### PROBLEM TO SOLVE
Locate every line in the material below that has the word "text". Copy each of those lines.

### ITEMS
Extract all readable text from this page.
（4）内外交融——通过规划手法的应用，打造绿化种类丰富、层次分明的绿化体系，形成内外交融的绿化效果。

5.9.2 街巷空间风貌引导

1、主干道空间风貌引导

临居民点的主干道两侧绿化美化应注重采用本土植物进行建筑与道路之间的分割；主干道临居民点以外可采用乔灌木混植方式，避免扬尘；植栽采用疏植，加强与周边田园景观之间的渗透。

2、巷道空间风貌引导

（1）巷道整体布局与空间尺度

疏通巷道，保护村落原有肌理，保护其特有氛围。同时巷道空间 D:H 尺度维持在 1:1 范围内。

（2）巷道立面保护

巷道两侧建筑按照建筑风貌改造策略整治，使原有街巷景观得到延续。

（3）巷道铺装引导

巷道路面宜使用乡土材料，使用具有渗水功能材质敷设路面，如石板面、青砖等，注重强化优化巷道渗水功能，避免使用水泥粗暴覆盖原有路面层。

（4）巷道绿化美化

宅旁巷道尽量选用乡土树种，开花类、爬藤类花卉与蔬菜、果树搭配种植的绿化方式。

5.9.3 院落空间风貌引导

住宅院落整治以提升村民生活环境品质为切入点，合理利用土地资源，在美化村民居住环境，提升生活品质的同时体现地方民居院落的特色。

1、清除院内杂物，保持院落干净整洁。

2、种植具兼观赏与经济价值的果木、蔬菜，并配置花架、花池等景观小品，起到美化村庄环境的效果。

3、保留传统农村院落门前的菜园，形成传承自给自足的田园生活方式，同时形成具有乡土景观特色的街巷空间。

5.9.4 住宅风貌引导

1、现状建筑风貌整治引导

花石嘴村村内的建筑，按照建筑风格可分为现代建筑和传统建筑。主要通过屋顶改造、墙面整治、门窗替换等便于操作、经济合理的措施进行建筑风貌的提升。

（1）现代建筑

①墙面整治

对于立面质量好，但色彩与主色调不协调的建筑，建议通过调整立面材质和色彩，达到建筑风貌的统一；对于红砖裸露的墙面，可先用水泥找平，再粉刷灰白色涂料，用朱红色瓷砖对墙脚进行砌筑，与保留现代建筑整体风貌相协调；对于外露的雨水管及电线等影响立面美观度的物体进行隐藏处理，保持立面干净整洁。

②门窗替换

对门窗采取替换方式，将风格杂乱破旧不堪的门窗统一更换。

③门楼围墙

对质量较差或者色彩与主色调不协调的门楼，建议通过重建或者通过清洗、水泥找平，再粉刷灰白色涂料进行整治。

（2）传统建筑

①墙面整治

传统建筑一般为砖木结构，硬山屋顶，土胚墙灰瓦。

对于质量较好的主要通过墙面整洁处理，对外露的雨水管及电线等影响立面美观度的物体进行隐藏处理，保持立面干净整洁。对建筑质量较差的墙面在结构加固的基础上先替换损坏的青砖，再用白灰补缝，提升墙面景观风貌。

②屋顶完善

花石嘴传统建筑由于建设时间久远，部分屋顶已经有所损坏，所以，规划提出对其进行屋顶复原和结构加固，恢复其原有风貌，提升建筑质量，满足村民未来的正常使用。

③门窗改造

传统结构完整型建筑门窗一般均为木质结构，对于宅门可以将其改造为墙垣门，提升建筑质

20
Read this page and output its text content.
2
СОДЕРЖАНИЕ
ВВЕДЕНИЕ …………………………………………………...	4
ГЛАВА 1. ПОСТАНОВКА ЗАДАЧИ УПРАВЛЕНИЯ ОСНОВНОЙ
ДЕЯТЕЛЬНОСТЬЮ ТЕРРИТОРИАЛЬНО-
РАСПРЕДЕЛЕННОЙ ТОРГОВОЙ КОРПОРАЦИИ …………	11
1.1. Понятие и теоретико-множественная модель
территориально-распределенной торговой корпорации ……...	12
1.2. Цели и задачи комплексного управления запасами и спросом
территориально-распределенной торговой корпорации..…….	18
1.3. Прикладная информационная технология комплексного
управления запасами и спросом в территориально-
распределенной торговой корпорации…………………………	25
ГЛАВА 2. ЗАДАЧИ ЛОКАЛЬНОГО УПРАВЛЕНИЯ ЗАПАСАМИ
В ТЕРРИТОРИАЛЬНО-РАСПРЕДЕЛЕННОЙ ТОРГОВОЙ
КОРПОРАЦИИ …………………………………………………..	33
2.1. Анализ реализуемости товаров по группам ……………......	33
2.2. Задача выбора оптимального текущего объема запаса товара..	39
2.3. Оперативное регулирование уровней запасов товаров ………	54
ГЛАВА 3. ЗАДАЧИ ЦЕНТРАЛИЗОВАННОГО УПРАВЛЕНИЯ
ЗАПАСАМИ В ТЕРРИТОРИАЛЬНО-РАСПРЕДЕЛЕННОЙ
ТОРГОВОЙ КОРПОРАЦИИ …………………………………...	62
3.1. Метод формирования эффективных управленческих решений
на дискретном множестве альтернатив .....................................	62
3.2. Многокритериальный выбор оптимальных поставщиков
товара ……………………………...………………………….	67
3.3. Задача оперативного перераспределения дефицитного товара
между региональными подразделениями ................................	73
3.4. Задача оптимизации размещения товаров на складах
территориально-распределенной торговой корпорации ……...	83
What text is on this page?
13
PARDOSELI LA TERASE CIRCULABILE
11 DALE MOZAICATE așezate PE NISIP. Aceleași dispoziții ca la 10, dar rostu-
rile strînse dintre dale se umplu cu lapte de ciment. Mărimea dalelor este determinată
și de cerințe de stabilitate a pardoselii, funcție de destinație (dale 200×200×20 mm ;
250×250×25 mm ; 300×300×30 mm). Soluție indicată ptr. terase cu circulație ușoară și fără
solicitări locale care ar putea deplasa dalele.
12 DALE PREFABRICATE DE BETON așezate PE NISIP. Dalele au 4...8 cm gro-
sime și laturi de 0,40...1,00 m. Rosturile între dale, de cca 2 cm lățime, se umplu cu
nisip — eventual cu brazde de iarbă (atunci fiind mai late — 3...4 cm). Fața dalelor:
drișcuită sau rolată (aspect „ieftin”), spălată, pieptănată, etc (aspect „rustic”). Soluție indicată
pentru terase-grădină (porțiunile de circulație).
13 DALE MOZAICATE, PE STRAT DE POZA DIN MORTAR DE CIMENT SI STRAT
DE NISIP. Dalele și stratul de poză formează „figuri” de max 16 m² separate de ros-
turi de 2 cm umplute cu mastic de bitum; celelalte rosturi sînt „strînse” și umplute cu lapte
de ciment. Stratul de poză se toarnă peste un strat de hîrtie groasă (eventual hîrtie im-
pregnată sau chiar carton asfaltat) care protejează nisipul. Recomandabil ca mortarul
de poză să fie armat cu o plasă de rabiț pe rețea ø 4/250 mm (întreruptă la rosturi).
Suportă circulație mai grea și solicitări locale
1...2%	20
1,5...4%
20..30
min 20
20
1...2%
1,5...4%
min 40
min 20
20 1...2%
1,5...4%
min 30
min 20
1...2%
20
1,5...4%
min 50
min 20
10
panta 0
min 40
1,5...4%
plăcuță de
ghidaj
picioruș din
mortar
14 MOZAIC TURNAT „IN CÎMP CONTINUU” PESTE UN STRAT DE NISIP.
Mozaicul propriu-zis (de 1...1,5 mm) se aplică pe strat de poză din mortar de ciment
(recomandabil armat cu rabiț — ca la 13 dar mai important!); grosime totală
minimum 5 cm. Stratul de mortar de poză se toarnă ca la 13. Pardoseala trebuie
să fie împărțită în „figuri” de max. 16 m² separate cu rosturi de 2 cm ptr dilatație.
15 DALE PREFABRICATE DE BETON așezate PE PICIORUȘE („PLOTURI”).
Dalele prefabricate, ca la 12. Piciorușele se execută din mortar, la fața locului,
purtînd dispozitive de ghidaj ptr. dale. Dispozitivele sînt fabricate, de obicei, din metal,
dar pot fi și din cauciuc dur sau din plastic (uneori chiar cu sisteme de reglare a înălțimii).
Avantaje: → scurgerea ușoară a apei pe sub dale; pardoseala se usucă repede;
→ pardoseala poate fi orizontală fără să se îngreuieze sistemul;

### WORKED ANSWER
Extract all readable text from this page.
Read this page and output its text content.
What text is on this page?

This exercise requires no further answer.